**AIM OF THE EXERCISE**
Lines containing the string "scale" are to be counted; report only how many there are.

**GIVEN INFORMATION**
--
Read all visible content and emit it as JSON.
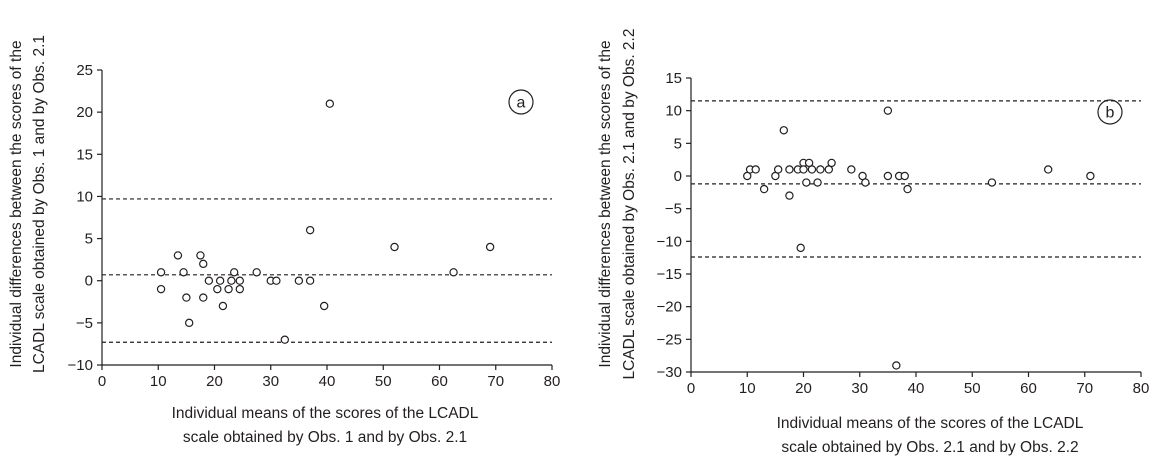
{
  "chart_data": [
    {
      "type": "scatter",
      "panel_label": "a",
      "title": "",
      "xlabel": [
        "Individual means of the scores of the LCADL",
        "scale obtained by Obs. 1 and by Obs. 2.1"
      ],
      "ylabel": [
        "Individual differences between the scores of the",
        "LCADL scale obtained by Obs. 1 and by Obs. 2.1"
      ],
      "xlim": [
        0,
        80
      ],
      "ylim": [
        -10,
        25
      ],
      "xticks": [
        0,
        10,
        20,
        30,
        40,
        50,
        60,
        70,
        80
      ],
      "yticks": [
        -10,
        -5,
        0,
        5,
        10,
        15,
        20,
        25
      ],
      "grid": false,
      "reference_lines": [
        9.7,
        0.7,
        -7.3
      ],
      "points": [
        [
          10.5,
          1
        ],
        [
          10.5,
          -1
        ],
        [
          13.5,
          3
        ],
        [
          14.5,
          1
        ],
        [
          15,
          -2
        ],
        [
          15.5,
          -5
        ],
        [
          17.5,
          3
        ],
        [
          18,
          2
        ],
        [
          18,
          -2
        ],
        [
          19,
          0
        ],
        [
          20.5,
          -1
        ],
        [
          21,
          0
        ],
        [
          21.5,
          -3
        ],
        [
          22.5,
          -1
        ],
        [
          23,
          0
        ],
        [
          23.5,
          1
        ],
        [
          24.5,
          0
        ],
        [
          24.5,
          -1
        ],
        [
          27.5,
          1
        ],
        [
          30,
          0
        ],
        [
          31,
          0
        ],
        [
          32.5,
          -7
        ],
        [
          35,
          0
        ],
        [
          37,
          6
        ],
        [
          37,
          0
        ],
        [
          39.5,
          -3
        ],
        [
          40.5,
          21
        ],
        [
          52,
          4
        ],
        [
          62.5,
          1
        ],
        [
          69,
          4
        ]
      ]
    },
    {
      "type": "scatter",
      "panel_label": "b",
      "title": "",
      "xlabel": [
        "Individual means of the scores of the LCADL",
        "scale obtained by Obs. 2.1 and by Obs. 2.2"
      ],
      "ylabel": [
        "Individual differences between the scores of the",
        "LCADL scale obtained by Obs. 2.1 and by Obs. 2.2"
      ],
      "xlim": [
        0,
        80
      ],
      "ylim": [
        -30,
        15
      ],
      "xticks": [
        0,
        10,
        20,
        30,
        40,
        50,
        60,
        70,
        80
      ],
      "yticks": [
        -30,
        -25,
        -20,
        -15,
        -10,
        -5,
        0,
        5,
        10,
        15
      ],
      "grid": false,
      "reference_lines": [
        11.5,
        -1.2,
        -12.4
      ],
      "points": [
        [
          10,
          0
        ],
        [
          10.5,
          1
        ],
        [
          11.5,
          1
        ],
        [
          13,
          -2
        ],
        [
          15,
          0
        ],
        [
          15.5,
          1
        ],
        [
          16.5,
          7
        ],
        [
          17.5,
          -3
        ],
        [
          17.5,
          1
        ],
        [
          19,
          1
        ],
        [
          19.5,
          -11
        ],
        [
          20,
          2
        ],
        [
          20,
          1
        ],
        [
          20.5,
          -1
        ],
        [
          21,
          2
        ],
        [
          21.5,
          1
        ],
        [
          22.5,
          -1
        ],
        [
          23,
          1
        ],
        [
          24.5,
          1
        ],
        [
          25,
          2
        ],
        [
          28.5,
          1
        ],
        [
          30.5,
          0
        ],
        [
          31,
          -1
        ],
        [
          35,
          10
        ],
        [
          35,
          0
        ],
        [
          36.5,
          -29
        ],
        [
          37,
          0
        ],
        [
          38,
          0
        ],
        [
          38.5,
          -2
        ],
        [
          53.5,
          -1
        ],
        [
          63.5,
          1
        ],
        [
          71,
          0
        ]
      ]
    }
  ]
}
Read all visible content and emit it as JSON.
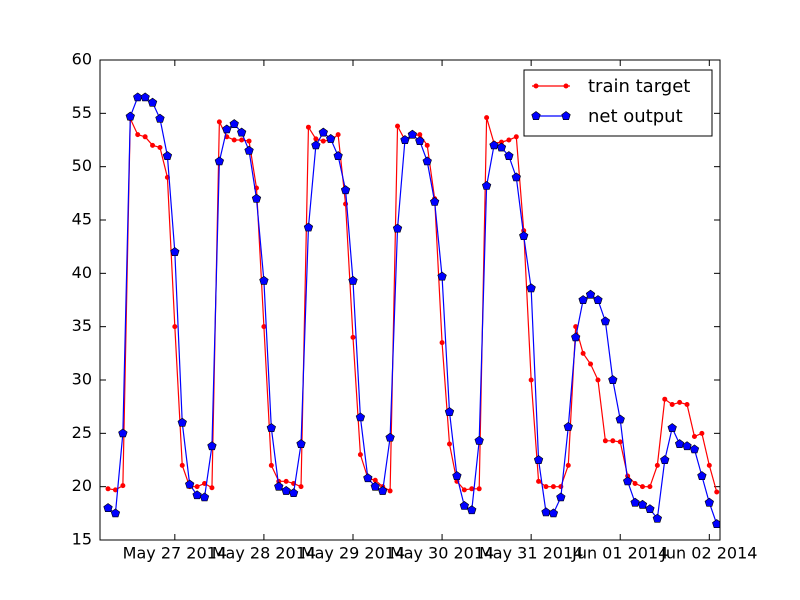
{
  "chart_data": {
    "type": "line",
    "x": [
      26.25,
      26.3333,
      26.4167,
      26.5,
      26.5833,
      26.6667,
      26.75,
      26.8333,
      26.9167,
      27,
      27.0833,
      27.1667,
      27.25,
      27.3333,
      27.4167,
      27.5,
      27.5833,
      27.6667,
      27.75,
      27.8333,
      27.9167,
      28,
      28.0833,
      28.1667,
      28.25,
      28.3333,
      28.4167,
      28.5,
      28.5833,
      28.6667,
      28.75,
      28.8333,
      28.9167,
      29,
      29.0833,
      29.1667,
      29.25,
      29.3333,
      29.4167,
      29.5,
      29.5833,
      29.6667,
      29.75,
      29.8333,
      29.9167,
      30,
      30.0833,
      30.1667,
      30.25,
      30.3333,
      30.4167,
      30.5,
      30.5833,
      30.6667,
      30.75,
      30.8333,
      30.9167,
      31,
      31.0833,
      31.1667,
      31.25,
      31.3333,
      31.4167,
      31.5,
      31.5833,
      31.6667,
      31.75,
      31.8333,
      31.9167,
      32,
      32.0833,
      32.1667,
      32.25,
      32.3333,
      32.4167,
      32.5,
      32.5833,
      32.6667,
      32.75,
      32.8333,
      32.9167,
      33,
      33.0833
    ],
    "series": [
      {
        "name": "train target",
        "color": "#ff0000",
        "marker": "circle",
        "values": [
          19.8,
          19.7,
          20.1,
          54.5,
          53,
          52.8,
          52,
          51.8,
          49,
          35,
          22,
          20,
          20,
          20.3,
          19.9,
          54.2,
          52.8,
          52.5,
          52.5,
          52.4,
          48,
          35,
          22,
          20.5,
          20.5,
          20.3,
          20,
          53.7,
          52.6,
          52.4,
          52.5,
          53,
          46.5,
          34,
          23,
          20.8,
          20.6,
          20,
          19.6,
          53.8,
          52.5,
          52.9,
          53,
          52,
          47,
          33.5,
          24,
          20.5,
          19.7,
          19.8,
          19.8,
          54.6,
          52.2,
          52.3,
          52.5,
          52.8,
          44,
          30,
          20.5,
          20,
          20,
          20,
          22,
          35,
          32.5,
          31.5,
          30,
          24.3,
          24.3,
          24.2,
          21,
          20.3,
          20,
          20,
          22,
          28.2,
          27.7,
          27.9,
          27.7,
          24.7,
          25,
          22,
          19.5
        ]
      },
      {
        "name": "net output",
        "color": "#0000ff",
        "marker": "pentagon",
        "values": [
          18,
          17.5,
          25,
          54.7,
          56.5,
          56.5,
          56,
          54.5,
          51,
          42,
          26,
          20.2,
          19.2,
          19,
          23.8,
          50.5,
          53.5,
          54,
          53.2,
          51.5,
          47,
          39.3,
          25.5,
          20,
          19.6,
          19.4,
          24,
          44.3,
          52,
          53.2,
          52.6,
          51,
          47.8,
          39.3,
          26.5,
          20.8,
          20,
          19.6,
          24.6,
          44.2,
          52.5,
          53,
          52.4,
          50.5,
          46.7,
          39.7,
          27,
          21,
          18.2,
          17.8,
          24.3,
          48.2,
          52,
          51.8,
          51,
          49,
          43.5,
          38.6,
          22.5,
          17.6,
          17.5,
          19,
          25.6,
          34,
          37.5,
          38,
          37.5,
          35.5,
          30,
          26.3,
          20.5,
          18.5,
          18.3,
          17.9,
          17,
          22.5,
          25.5,
          24,
          23.8,
          23.5,
          21,
          18.5,
          16.5
        ]
      }
    ],
    "xlim": [
      26.16,
      33.12
    ],
    "xticks": [
      {
        "value": 27,
        "label": "May 27 2014"
      },
      {
        "value": 28,
        "label": "May 28 2014"
      },
      {
        "value": 29,
        "label": "May 29 2014"
      },
      {
        "value": 30,
        "label": "May 30 2014"
      },
      {
        "value": 31,
        "label": "May 31 2014"
      },
      {
        "value": 32,
        "label": "Jun 01 2014"
      },
      {
        "value": 33,
        "label": "Jun 02 2014"
      }
    ],
    "ylim": [
      15,
      60
    ],
    "yticks": [
      15,
      20,
      25,
      30,
      35,
      40,
      45,
      50,
      55,
      60
    ],
    "legend": "upper right"
  }
}
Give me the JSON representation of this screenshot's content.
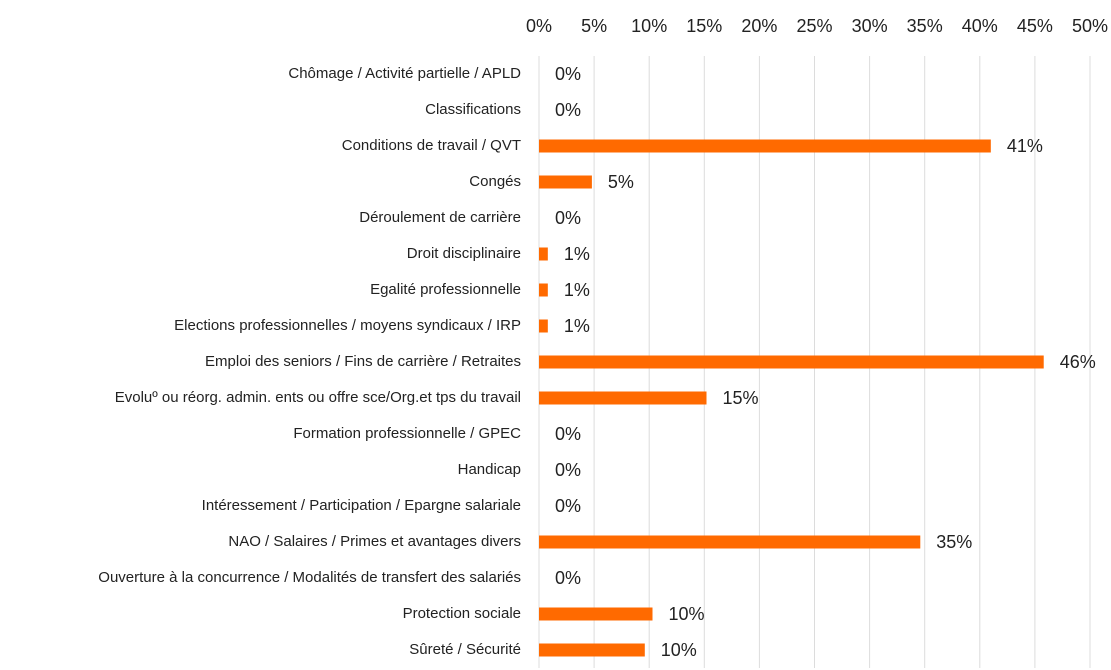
{
  "chart_data": {
    "type": "bar",
    "orientation": "horizontal",
    "categories": [
      "Chômage / Activité partielle / APLD",
      "Classifications",
      "Conditions de travail / QVT",
      "Congés",
      "Déroulement de carrière",
      "Droit disciplinaire",
      "Egalité professionnelle",
      "Elections professionnelles / moyens syndicaux / IRP",
      "Emploi des seniors / Fins de carrière / Retraites",
      "Evoluº ou réorg. admin. ents ou offre sce/Org.et tps du travail",
      "Formation professionnelle / GPEC",
      "Handicap",
      "Intéressement / Participation / Epargne salariale",
      "NAO / Salaires / Primes et avantages divers",
      "Ouverture à la concurrence / Modalités de transfert des salariés",
      "Protection sociale",
      "Sûreté / Sécurité"
    ],
    "values": [
      0,
      0,
      41,
      4.8,
      0,
      0.8,
      0.8,
      0.8,
      45.8,
      15.2,
      0,
      0,
      0,
      34.6,
      0,
      10.3,
      9.6
    ],
    "value_labels": [
      "0%",
      "0%",
      "41%",
      "5%",
      "0%",
      "1%",
      "1%",
      "1%",
      "46%",
      "15%",
      "0%",
      "0%",
      "0%",
      "35%",
      "0%",
      "10%",
      "10%"
    ],
    "color": "#ff6a00",
    "xlim": [
      0,
      50
    ],
    "xticks": [
      {
        "value": 0,
        "label": "0%"
      },
      {
        "value": 5,
        "label": "5%"
      },
      {
        "value": 10,
        "label": "10%"
      },
      {
        "value": 15,
        "label": "15%"
      },
      {
        "value": 20,
        "label": "20%"
      },
      {
        "value": 25,
        "label": "25%"
      },
      {
        "value": 30,
        "label": "30%"
      },
      {
        "value": 35,
        "label": "35%"
      },
      {
        "value": 40,
        "label": "40%"
      },
      {
        "value": 45,
        "label": "45%"
      },
      {
        "value": 50,
        "label": "50%"
      }
    ],
    "grid": true,
    "x_axis_position": "top"
  }
}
--
**RESULT BELOW**
4